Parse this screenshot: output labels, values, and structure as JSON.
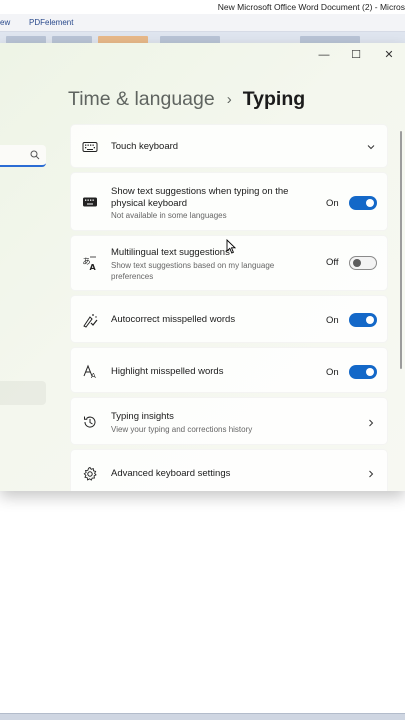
{
  "word": {
    "title": "New Microsoft Office Word Document (2)  -  Micros",
    "menu_item_1": "ew",
    "menu_item_2": "PDFelement"
  },
  "settings": {
    "breadcrumb": {
      "parent": "Time & language",
      "separator": "›",
      "current": "Typing"
    },
    "controls": {
      "minimize": "—",
      "maximize": "☐",
      "close": "✕"
    },
    "items": [
      {
        "title": "Touch keyboard",
        "icon": "keyboard-icon",
        "control": "chevron-down"
      },
      {
        "title": "Show text suggestions when typing on the physical keyboard",
        "title_line1": "Show text suggestions when typing on the",
        "title_line2": "physical keyboard",
        "subtitle": "Not available in some languages",
        "icon": "keyboard-icon",
        "state": "On",
        "toggle": "on"
      },
      {
        "title": "Multilingual text suggestions",
        "subtitle_line1": "Show text suggestions based on my language",
        "subtitle_line2": "preferences",
        "icon": "multilingual-icon",
        "state": "Off",
        "toggle": "off"
      },
      {
        "title": "Autocorrect misspelled words",
        "icon": "autocorrect-icon",
        "state": "On",
        "toggle": "on"
      },
      {
        "title": "Highlight misspelled words",
        "icon": "highlight-icon",
        "state": "On",
        "toggle": "on"
      },
      {
        "title": "Typing insights",
        "subtitle": "View your typing and corrections history",
        "icon": "history-icon",
        "control": "chevron-right"
      },
      {
        "title": "Advanced keyboard settings",
        "icon": "gear-icon",
        "control": "chevron-right"
      }
    ]
  },
  "colors": {
    "accent": "#1468c8",
    "search_underline": "#2b6cd4"
  }
}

......

Return each line of the listing that holds the string "Show".

        "title": "Show text suggestions when typing on the physical keyboard",
        "title_line1": "Show text suggestions when typing on the",
        "subtitle_line1": "Show text suggestions based on my language",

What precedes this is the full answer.